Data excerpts
# # # # #

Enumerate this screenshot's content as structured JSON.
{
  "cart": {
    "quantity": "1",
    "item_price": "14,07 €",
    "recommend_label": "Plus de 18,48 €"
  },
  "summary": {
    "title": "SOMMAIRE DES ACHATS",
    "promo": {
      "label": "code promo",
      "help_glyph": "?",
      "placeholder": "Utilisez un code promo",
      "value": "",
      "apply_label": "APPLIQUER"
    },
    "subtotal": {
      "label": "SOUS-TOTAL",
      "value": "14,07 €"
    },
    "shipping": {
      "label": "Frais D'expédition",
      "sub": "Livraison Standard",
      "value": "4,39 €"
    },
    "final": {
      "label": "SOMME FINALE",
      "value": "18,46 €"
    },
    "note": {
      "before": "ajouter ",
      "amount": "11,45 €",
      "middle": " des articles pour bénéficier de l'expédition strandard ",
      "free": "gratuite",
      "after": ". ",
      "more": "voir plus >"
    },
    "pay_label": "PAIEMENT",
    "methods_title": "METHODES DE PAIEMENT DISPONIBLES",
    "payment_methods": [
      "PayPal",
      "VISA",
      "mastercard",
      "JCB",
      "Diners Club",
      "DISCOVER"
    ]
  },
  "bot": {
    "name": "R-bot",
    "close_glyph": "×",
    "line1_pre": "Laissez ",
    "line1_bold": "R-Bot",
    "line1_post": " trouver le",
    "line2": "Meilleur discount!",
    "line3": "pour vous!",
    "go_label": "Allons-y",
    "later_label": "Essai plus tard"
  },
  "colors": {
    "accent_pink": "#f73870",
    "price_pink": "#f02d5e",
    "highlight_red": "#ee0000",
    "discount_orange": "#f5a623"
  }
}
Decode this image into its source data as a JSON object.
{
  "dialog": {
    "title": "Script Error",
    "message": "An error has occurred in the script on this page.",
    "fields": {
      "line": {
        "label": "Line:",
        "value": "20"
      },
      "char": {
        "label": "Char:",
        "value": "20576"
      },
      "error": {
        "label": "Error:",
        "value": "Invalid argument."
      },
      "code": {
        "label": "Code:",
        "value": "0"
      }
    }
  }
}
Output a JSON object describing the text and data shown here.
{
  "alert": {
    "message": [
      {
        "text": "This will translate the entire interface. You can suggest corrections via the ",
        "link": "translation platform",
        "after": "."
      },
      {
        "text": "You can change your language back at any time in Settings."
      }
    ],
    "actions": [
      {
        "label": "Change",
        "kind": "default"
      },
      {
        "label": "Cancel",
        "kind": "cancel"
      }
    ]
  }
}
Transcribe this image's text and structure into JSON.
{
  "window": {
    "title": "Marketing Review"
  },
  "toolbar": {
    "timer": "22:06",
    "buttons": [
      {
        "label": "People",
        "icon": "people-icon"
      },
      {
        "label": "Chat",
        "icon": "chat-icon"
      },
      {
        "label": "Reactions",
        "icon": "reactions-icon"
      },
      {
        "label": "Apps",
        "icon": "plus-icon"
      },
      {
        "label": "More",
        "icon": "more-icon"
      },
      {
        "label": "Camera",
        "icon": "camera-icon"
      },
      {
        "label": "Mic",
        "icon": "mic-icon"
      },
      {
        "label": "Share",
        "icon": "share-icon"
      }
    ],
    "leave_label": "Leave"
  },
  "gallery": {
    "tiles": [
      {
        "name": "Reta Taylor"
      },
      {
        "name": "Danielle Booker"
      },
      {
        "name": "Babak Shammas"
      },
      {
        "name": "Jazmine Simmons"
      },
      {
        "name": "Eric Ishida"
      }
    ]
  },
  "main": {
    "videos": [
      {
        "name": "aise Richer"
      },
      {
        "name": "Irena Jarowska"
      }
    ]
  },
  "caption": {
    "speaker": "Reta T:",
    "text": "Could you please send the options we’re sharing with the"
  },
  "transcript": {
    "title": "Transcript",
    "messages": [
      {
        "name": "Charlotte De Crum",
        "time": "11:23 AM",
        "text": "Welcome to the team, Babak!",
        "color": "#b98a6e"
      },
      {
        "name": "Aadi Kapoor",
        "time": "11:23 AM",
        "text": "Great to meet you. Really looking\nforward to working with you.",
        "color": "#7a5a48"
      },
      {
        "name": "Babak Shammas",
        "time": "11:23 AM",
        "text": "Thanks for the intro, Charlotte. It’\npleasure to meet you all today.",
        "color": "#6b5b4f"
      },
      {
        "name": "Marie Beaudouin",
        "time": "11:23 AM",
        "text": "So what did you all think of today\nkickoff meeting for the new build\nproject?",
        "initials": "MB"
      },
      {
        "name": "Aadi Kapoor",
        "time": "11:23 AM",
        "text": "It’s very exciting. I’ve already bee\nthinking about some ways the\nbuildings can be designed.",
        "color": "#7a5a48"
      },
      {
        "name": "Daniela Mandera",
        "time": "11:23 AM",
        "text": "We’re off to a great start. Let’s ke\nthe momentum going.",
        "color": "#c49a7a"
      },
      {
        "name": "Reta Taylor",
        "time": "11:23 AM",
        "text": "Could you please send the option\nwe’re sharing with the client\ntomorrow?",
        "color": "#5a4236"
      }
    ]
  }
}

# # # # #

# GIVEN TASK:
Type out all of the material again, word for word.

# IN RESPONSE:
Enumerate this screenshot's content as structured JSON.
{
  "cart": {
    "quantity": "1",
    "item_price": "14,07 €",
    "recommend_label": "Plus de 18,48 €"
  },
  "summary": {
    "title": "SOMMAIRE DES ACHATS",
    "promo": {
      "label": "code promo",
      "help_glyph": "?",
      "placeholder": "Utilisez un code promo",
      "value": "",
      "apply_label": "APPLIQUER"
    },
    "subtotal": {
      "label": "SOUS-TOTAL",
      "value": "14,07 €"
    },
    "shipping": {
      "label": "Frais D'expédition",
      "sub": "Livraison Standard",
      "value": "4,39 €"
    },
    "final": {
      "label": "SOMME FINALE",
      "value": "18,46 €"
    },
    "note": {
      "before": "ajouter ",
      "amount": "11,45 €",
      "middle": " des articles pour bénéficier de l'expédition strandard ",
      "free": "gratuite",
      "after": ". ",
      "more": "voir plus >"
    },
    "pay_label": "PAIEMENT",
    "methods_title": "METHODES DE PAIEMENT DISPONIBLES",
    "payment_methods": [
      "PayPal",
      "VISA",
      "mastercard",
      "JCB",
      "Diners Club",
      "DISCOVER"
    ]
  },
  "bot": {
    "name": "R-bot",
    "close_glyph": "×",
    "line1_pre": "Laissez ",
    "line1_bold": "R-Bot",
    "line1_post": " trouver le",
    "line2": "Meilleur discount!",
    "line3": "pour vous!",
    "go_label": "Allons-y",
    "later_label": "Essai plus tard"
  },
  "colors": {
    "accent_pink": "#f73870",
    "price_pink": "#f02d5e",
    "highlight_red": "#ee0000",
    "discount_orange": "#f5a623"
  }
}
Decode this image into its source data as a JSON object.
{
  "dialog": {
    "title": "Script Error",
    "message": "An error has occurred in the script on this page.",
    "fields": {
      "line": {
        "label": "Line:",
        "value": "20"
      },
      "char": {
        "label": "Char:",
        "value": "20576"
      },
      "error": {
        "label": "Error:",
        "value": "Invalid argument."
      },
      "code": {
        "label": "Code:",
        "value": "0"
      }
    }
  }
}
Output a JSON object describing the text and data shown here.
{
  "alert": {
    "message": [
      {
        "text": "This will translate the entire interface. You can suggest corrections via the ",
        "link": "translation platform",
        "after": "."
      },
      {
        "text": "You can change your language back at any time in Settings."
      }
    ],
    "actions": [
      {
        "label": "Change",
        "kind": "default"
      },
      {
        "label": "Cancel",
        "kind": "cancel"
      }
    ]
  }
}
Transcribe this image's text and structure into JSON.
{
  "window": {
    "title": "Marketing Review"
  },
  "toolbar": {
    "timer": "22:06",
    "buttons": [
      {
        "label": "People",
        "icon": "people-icon"
      },
      {
        "label": "Chat",
        "icon": "chat-icon"
      },
      {
        "label": "Reactions",
        "icon": "reactions-icon"
      },
      {
        "label": "Apps",
        "icon": "plus-icon"
      },
      {
        "label": "More",
        "icon": "more-icon"
      },
      {
        "label": "Camera",
        "icon": "camera-icon"
      },
      {
        "label": "Mic",
        "icon": "mic-icon"
      },
      {
        "label": "Share",
        "icon": "share-icon"
      }
    ],
    "leave_label": "Leave"
  },
  "gallery": {
    "tiles": [
      {
        "name": "Reta Taylor"
      },
      {
        "name": "Danielle Booker"
      },
      {
        "name": "Babak Shammas"
      },
      {
        "name": "Jazmine Simmons"
      },
      {
        "name": "Eric Ishida"
      }
    ]
  },
  "main": {
    "videos": [
      {
        "name": "aise Richer"
      },
      {
        "name": "Irena Jarowska"
      }
    ]
  },
  "caption": {
    "speaker": "Reta T:",
    "text": "Could you please send the options we’re sharing with the"
  },
  "transcript": {
    "title": "Transcript",
    "messages": [
      {
        "name": "Charlotte De Crum",
        "time": "11:23 AM",
        "text": "Welcome to the team, Babak!",
        "color": "#b98a6e"
      },
      {
        "name": "Aadi Kapoor",
        "time": "11:23 AM",
        "text": "Great to meet you. Really looking\nforward to working with you.",
        "color": "#7a5a48"
      },
      {
        "name": "Babak Shammas",
        "time": "11:23 AM",
        "text": "Thanks for the intro, Charlotte. It’\npleasure to meet you all today.",
        "color": "#6b5b4f"
      },
      {
        "name": "Marie Beaudouin",
        "time": "11:23 AM",
        "text": "So what did you all think of today\nkickoff meeting for the new build\nproject?",
        "initials": "MB"
      },
      {
        "name": "Aadi Kapoor",
        "time": "11:23 AM",
        "text": "It’s very exciting. I’ve already bee\nthinking about some ways the\nbuildings can be designed.",
        "color": "#7a5a48"
      },
      {
        "name": "Daniela Mandera",
        "time": "11:23 AM",
        "text": "We’re off to a great start. Let’s ke\nthe momentum going.",
        "color": "#c49a7a"
      },
      {
        "name": "Reta Taylor",
        "time": "11:23 AM",
        "text": "Could you please send the option\nwe’re sharing with the client\ntomorrow?",
        "color": "#5a4236"
      }
    ]
  }
}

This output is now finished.